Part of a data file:
____________________
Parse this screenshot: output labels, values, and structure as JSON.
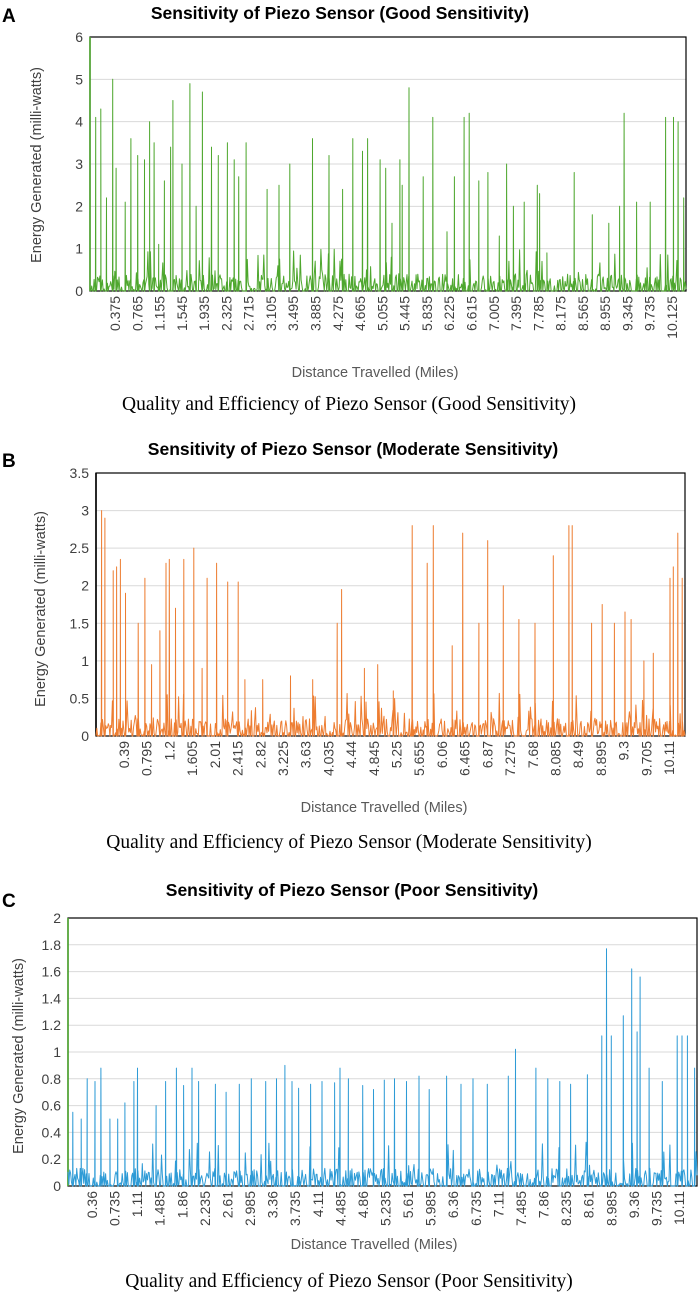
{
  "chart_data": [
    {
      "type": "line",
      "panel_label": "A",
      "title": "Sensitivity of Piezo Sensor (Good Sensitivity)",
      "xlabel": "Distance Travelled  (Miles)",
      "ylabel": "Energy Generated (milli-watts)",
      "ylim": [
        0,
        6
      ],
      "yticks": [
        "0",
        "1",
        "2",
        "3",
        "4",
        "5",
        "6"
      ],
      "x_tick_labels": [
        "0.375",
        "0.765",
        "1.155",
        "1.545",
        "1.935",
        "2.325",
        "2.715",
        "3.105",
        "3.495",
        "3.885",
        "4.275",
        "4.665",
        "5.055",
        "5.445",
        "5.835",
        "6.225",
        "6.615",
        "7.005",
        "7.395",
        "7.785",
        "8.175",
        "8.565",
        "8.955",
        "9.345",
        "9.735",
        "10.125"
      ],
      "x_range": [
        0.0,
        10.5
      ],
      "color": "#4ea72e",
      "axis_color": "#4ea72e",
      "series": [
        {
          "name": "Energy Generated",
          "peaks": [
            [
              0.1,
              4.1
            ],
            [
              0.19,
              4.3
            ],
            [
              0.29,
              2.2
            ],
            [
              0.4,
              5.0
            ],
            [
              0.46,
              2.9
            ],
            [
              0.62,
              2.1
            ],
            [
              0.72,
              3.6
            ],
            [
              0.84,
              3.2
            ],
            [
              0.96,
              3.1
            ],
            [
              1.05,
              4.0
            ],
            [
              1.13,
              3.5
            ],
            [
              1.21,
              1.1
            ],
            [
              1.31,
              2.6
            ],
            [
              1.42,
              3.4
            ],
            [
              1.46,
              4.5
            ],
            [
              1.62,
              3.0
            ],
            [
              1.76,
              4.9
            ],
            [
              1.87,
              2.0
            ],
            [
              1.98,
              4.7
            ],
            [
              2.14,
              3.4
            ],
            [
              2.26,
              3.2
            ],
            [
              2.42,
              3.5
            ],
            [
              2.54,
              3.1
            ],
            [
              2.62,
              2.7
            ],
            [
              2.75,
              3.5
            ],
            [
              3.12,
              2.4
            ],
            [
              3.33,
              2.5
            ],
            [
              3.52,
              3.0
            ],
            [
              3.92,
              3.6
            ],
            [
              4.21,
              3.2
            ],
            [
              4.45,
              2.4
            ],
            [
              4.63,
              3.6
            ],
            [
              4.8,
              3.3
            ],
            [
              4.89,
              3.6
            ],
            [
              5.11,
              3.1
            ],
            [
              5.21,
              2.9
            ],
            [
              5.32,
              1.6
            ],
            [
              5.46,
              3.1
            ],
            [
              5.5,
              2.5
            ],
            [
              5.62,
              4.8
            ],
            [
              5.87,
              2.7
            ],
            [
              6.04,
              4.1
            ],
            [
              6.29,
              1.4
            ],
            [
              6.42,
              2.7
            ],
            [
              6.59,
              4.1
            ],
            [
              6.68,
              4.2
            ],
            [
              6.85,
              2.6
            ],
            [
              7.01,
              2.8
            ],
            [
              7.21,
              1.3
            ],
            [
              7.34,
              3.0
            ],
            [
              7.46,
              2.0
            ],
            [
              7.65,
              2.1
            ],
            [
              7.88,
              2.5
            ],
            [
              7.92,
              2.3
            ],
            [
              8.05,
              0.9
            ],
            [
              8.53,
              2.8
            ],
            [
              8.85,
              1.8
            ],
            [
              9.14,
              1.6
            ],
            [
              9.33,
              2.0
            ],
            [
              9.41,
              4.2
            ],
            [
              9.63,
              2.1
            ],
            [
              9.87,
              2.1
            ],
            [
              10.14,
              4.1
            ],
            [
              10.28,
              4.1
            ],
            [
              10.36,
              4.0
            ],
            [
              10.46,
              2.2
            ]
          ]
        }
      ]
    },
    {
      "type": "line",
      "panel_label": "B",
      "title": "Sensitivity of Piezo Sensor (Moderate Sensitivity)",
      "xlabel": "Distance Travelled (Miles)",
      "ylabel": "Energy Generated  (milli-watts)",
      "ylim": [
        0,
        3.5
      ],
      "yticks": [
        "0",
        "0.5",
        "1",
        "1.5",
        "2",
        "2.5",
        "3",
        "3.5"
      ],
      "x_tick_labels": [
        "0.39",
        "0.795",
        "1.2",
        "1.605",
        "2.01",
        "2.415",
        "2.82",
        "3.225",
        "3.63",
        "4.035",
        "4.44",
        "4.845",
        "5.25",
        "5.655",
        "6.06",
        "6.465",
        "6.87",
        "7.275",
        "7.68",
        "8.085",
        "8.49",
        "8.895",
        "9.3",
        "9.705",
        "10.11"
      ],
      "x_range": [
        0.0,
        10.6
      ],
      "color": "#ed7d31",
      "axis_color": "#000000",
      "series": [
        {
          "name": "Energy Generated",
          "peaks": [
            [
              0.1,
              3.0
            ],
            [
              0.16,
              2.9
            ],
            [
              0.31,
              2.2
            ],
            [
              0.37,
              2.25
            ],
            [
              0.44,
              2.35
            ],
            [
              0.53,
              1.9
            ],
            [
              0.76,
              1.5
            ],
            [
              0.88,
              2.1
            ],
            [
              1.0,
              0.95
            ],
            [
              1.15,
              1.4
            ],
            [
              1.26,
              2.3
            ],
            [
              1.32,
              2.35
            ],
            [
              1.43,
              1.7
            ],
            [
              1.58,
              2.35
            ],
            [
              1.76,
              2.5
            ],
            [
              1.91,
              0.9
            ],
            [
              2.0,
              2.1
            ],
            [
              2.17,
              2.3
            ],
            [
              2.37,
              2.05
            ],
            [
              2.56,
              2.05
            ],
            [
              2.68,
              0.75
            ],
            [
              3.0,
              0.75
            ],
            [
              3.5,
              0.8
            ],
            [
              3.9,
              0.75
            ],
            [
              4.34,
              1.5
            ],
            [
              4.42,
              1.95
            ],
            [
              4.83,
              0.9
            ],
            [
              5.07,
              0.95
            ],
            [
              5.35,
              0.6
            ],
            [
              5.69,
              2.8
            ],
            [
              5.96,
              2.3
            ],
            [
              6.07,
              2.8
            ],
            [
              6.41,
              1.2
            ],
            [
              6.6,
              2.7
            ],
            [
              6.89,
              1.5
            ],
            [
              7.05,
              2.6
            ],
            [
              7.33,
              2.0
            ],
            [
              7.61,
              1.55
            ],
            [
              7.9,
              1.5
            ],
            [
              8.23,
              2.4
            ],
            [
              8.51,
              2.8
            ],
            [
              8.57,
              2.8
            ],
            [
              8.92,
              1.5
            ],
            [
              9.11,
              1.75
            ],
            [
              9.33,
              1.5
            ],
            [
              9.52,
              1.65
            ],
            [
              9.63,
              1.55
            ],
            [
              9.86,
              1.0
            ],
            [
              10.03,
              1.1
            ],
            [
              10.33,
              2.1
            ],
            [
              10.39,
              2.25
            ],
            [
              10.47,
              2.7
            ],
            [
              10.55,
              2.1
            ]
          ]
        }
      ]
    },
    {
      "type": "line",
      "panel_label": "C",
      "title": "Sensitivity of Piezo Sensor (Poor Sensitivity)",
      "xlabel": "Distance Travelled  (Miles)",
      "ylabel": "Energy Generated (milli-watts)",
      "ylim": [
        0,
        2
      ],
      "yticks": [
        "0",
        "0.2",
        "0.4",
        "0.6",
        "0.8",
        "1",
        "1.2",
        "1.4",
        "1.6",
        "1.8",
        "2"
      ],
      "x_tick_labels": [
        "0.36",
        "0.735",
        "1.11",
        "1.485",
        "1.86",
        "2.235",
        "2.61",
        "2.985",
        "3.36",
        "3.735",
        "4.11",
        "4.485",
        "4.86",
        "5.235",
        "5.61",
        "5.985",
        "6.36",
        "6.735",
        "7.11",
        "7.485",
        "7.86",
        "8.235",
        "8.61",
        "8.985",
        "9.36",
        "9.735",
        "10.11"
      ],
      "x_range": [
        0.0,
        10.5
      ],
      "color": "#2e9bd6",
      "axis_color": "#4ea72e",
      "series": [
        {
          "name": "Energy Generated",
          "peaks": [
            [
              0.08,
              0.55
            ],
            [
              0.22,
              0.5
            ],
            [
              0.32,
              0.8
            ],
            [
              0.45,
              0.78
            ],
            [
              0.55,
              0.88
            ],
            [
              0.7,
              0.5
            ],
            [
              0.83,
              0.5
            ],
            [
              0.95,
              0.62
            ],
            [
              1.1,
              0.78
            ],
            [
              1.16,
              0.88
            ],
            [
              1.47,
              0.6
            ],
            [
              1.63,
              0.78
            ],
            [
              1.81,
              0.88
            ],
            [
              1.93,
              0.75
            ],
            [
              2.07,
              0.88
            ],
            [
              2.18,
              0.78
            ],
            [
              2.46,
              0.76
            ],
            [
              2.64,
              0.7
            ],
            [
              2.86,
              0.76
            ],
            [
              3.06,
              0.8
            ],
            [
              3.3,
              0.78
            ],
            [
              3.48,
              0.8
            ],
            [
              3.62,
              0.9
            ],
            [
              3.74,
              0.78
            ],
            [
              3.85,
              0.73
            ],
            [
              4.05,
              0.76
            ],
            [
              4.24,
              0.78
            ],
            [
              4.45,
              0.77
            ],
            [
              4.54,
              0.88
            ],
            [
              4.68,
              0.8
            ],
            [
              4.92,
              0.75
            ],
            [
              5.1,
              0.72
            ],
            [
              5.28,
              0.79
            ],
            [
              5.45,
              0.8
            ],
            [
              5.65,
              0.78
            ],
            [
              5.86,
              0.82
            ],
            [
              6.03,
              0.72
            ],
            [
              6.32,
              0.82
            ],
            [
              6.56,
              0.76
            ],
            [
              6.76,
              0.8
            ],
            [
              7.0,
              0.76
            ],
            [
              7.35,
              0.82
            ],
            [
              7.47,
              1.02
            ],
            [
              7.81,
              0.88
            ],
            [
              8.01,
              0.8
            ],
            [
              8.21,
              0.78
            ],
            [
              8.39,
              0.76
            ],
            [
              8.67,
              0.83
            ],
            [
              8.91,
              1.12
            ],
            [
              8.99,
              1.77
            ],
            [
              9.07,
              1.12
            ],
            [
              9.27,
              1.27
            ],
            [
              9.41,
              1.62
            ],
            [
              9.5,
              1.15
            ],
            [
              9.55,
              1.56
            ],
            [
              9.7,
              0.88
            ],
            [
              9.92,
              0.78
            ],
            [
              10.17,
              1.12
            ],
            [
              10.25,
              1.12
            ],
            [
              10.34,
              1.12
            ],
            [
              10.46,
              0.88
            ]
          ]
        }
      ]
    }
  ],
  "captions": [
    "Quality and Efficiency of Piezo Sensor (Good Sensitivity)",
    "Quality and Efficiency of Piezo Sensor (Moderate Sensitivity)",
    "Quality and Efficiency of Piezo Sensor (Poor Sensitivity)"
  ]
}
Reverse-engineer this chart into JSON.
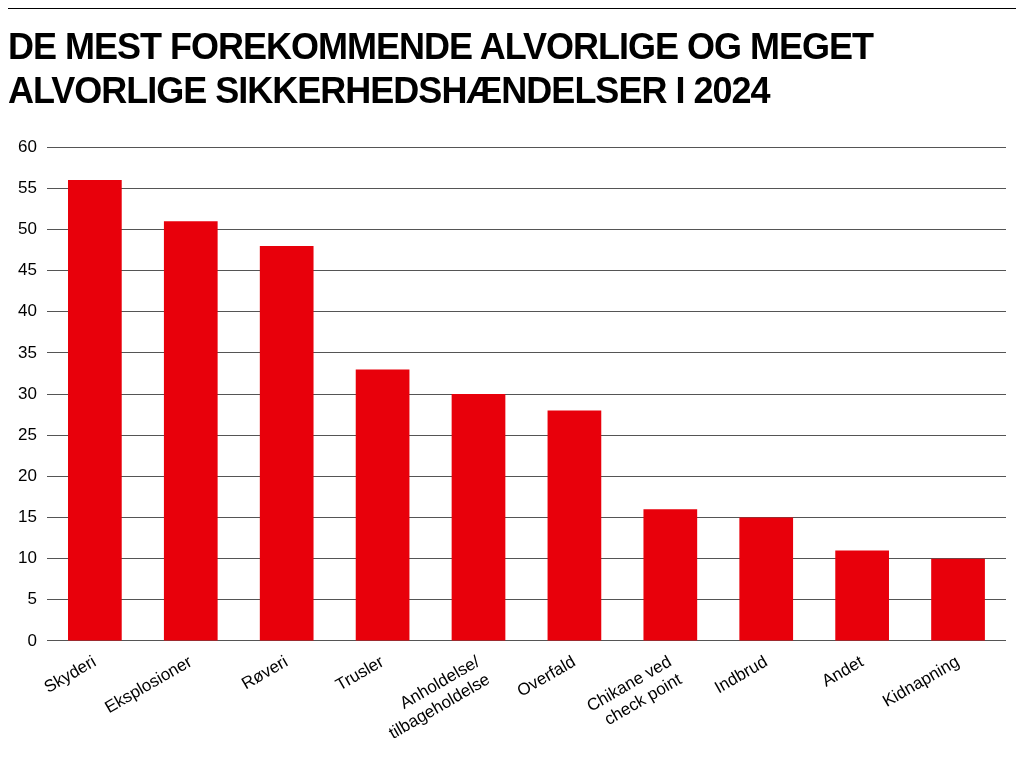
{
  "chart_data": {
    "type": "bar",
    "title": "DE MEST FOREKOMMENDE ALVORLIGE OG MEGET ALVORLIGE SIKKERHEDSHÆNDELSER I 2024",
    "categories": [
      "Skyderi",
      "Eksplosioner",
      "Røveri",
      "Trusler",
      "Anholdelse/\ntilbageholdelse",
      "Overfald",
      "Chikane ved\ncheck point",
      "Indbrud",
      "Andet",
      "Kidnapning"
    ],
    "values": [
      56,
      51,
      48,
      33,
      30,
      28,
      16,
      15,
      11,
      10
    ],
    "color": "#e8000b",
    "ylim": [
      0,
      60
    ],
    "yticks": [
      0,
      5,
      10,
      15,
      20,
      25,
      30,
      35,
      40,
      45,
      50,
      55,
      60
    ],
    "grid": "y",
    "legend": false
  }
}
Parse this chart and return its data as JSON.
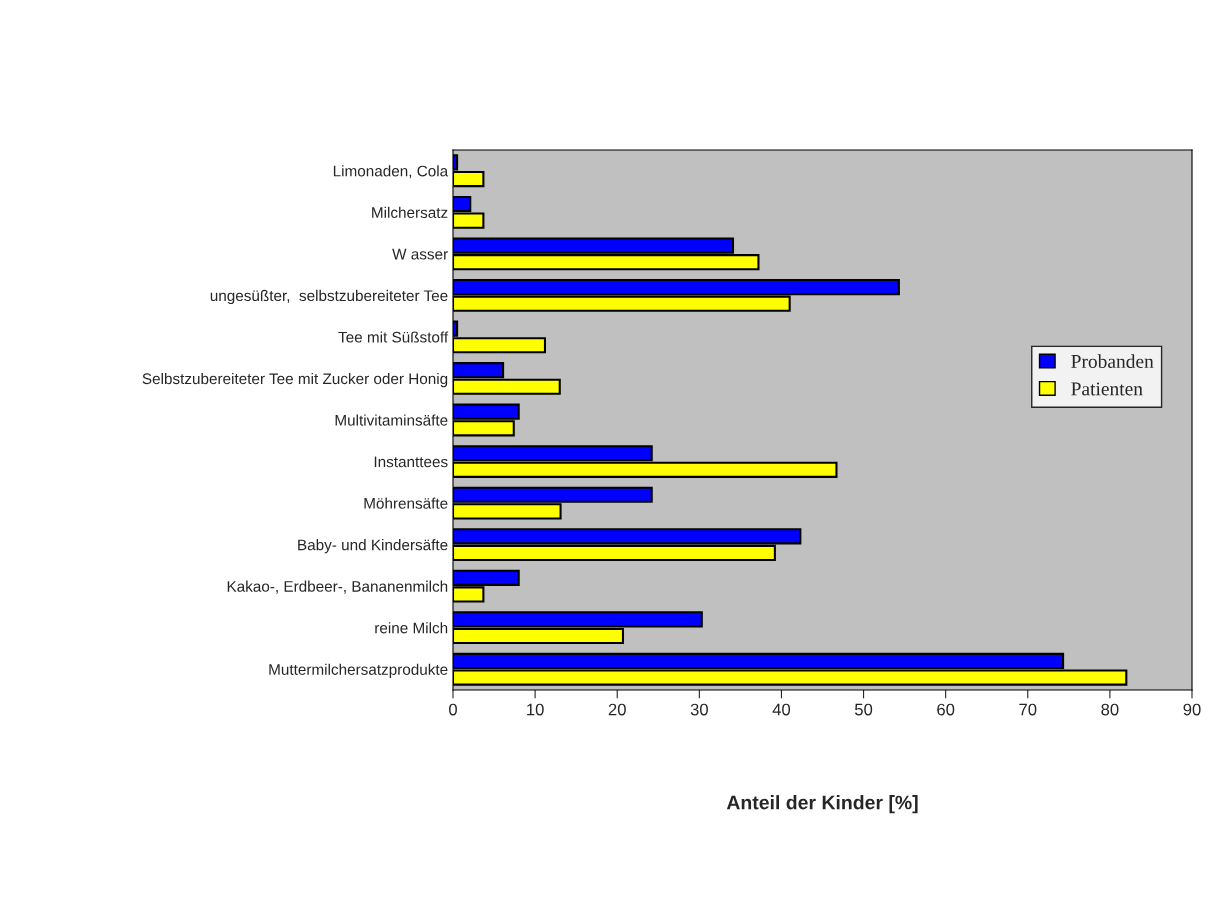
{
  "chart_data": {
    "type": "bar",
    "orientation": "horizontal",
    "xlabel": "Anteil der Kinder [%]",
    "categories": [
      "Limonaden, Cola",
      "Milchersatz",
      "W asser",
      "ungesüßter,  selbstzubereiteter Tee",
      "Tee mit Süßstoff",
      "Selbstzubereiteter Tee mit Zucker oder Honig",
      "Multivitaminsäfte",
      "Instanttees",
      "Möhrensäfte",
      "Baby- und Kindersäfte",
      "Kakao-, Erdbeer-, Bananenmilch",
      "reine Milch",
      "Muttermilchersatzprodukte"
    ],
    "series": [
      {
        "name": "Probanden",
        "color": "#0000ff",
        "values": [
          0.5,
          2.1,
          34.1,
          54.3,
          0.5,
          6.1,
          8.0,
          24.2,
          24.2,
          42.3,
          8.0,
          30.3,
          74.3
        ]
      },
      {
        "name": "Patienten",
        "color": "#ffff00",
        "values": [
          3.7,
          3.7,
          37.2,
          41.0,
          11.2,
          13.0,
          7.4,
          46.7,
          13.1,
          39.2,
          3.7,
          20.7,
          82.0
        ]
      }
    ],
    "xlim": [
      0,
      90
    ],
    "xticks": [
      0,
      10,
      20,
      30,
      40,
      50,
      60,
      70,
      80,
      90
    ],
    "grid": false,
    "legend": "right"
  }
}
____________________
YOUR TASK - Read the entries above, then pull out the lines that include "values".

THE RESPONSE -
Parse this screenshot: output labels, values, and structure as JSON.
    "values": [
        "values": [
        "values": [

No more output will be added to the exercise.